# Dataset entries on figures
▽
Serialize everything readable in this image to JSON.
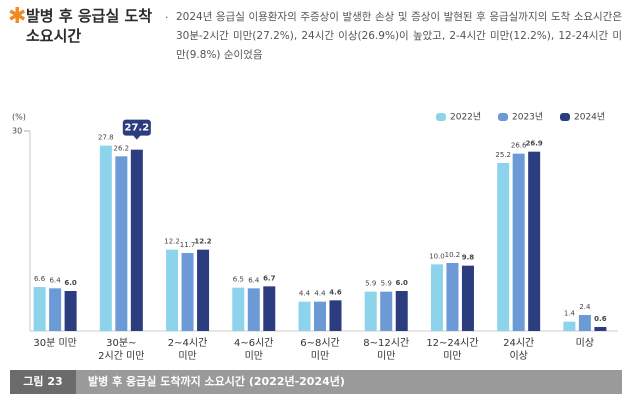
{
  "header": {
    "title": "발병 후 응급실 도착 소요시간",
    "bullet": "·",
    "body": "2024년 응급실 이용환자의 주증상이 발생한 손상 및 증상이 발현된 후 응급실까지의 도착 소요시간은 30분-2시간 미만(27.2%), 24시간 이상(26.9%)이 높았고, 2-4시간 미만(12.2%), 12-24시간 미만(9.8%) 순이었음"
  },
  "chart_data": {
    "type": "bar",
    "y_label": "(%)",
    "categories": [
      "30분 미만",
      "30분~\n2시간 미만",
      "2~4시간\n미만",
      "4~6시간\n미만",
      "6~8시간\n미만",
      "8~12시간\n미만",
      "12~24시간\n미만",
      "24시간\n이상",
      "미상"
    ],
    "series": [
      {
        "name": "2022년",
        "color": "#8dd3ec",
        "values": [
          6.6,
          27.8,
          12.2,
          6.5,
          4.4,
          5.9,
          10.0,
          25.2,
          1.4
        ],
        "value_labels": [
          "6.6",
          "27.8",
          "12.2",
          "6.5",
          "4.4",
          "5.9",
          "10.0",
          "25.2",
          "1.4"
        ]
      },
      {
        "name": "2023년",
        "color": "#6b9ad6",
        "values": [
          6.4,
          26.2,
          11.7,
          6.4,
          4.4,
          5.9,
          10.2,
          26.6,
          2.4
        ],
        "value_labels": [
          "6.4",
          "26.2",
          "11.7",
          "6.4",
          "4.4",
          "5.9",
          "10.2",
          "26.6",
          "2.4"
        ]
      },
      {
        "name": "2024년",
        "color": "#2b3d7e",
        "values": [
          6.0,
          27.2,
          12.2,
          6.7,
          4.6,
          6.0,
          9.8,
          26.9,
          0.6
        ],
        "value_labels": [
          "6.0",
          "27.2",
          "12.2",
          "6.7",
          "4.6",
          "6.0",
          "9.8",
          "26.9",
          "0.6"
        ]
      }
    ],
    "highlight": [
      2,
      1
    ],
    "ylim": [
      0,
      30
    ],
    "yticks": [
      30
    ],
    "legend": "top-right"
  },
  "figure": {
    "number": "그림 23",
    "caption": "발병 후 응급실 도착까지 소요시간 (2022년-2024년)"
  }
}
△
# Given exercise
Repeat all the records above exactly, leaving out any pictures.

# Full answer
Serialize everything readable in this image to JSON.
{
  "header": {
    "title": "발병 후 응급실 도착 소요시간",
    "bullet": "·",
    "body": "2024년 응급실 이용환자의 주증상이 발생한 손상 및 증상이 발현된 후 응급실까지의 도착 소요시간은 30분-2시간 미만(27.2%), 24시간 이상(26.9%)이 높았고, 2-4시간 미만(12.2%), 12-24시간 미만(9.8%) 순이었음"
  },
  "chart_data": {
    "type": "bar",
    "y_label": "(%)",
    "categories": [
      "30분 미만",
      "30분~\n2시간 미만",
      "2~4시간\n미만",
      "4~6시간\n미만",
      "6~8시간\n미만",
      "8~12시간\n미만",
      "12~24시간\n미만",
      "24시간\n이상",
      "미상"
    ],
    "series": [
      {
        "name": "2022년",
        "color": "#8dd3ec",
        "values": [
          6.6,
          27.8,
          12.2,
          6.5,
          4.4,
          5.9,
          10.0,
          25.2,
          1.4
        ],
        "value_labels": [
          "6.6",
          "27.8",
          "12.2",
          "6.5",
          "4.4",
          "5.9",
          "10.0",
          "25.2",
          "1.4"
        ]
      },
      {
        "name": "2023년",
        "color": "#6b9ad6",
        "values": [
          6.4,
          26.2,
          11.7,
          6.4,
          4.4,
          5.9,
          10.2,
          26.6,
          2.4
        ],
        "value_labels": [
          "6.4",
          "26.2",
          "11.7",
          "6.4",
          "4.4",
          "5.9",
          "10.2",
          "26.6",
          "2.4"
        ]
      },
      {
        "name": "2024년",
        "color": "#2b3d7e",
        "values": [
          6.0,
          27.2,
          12.2,
          6.7,
          4.6,
          6.0,
          9.8,
          26.9,
          0.6
        ],
        "value_labels": [
          "6.0",
          "27.2",
          "12.2",
          "6.7",
          "4.6",
          "6.0",
          "9.8",
          "26.9",
          "0.6"
        ]
      }
    ],
    "highlight": [
      2,
      1
    ],
    "ylim": [
      0,
      30
    ],
    "yticks": [
      30
    ],
    "legend": "top-right"
  },
  "figure": {
    "number": "그림 23",
    "caption": "발병 후 응급실 도착까지 소요시간 (2022년-2024년)"
  }
}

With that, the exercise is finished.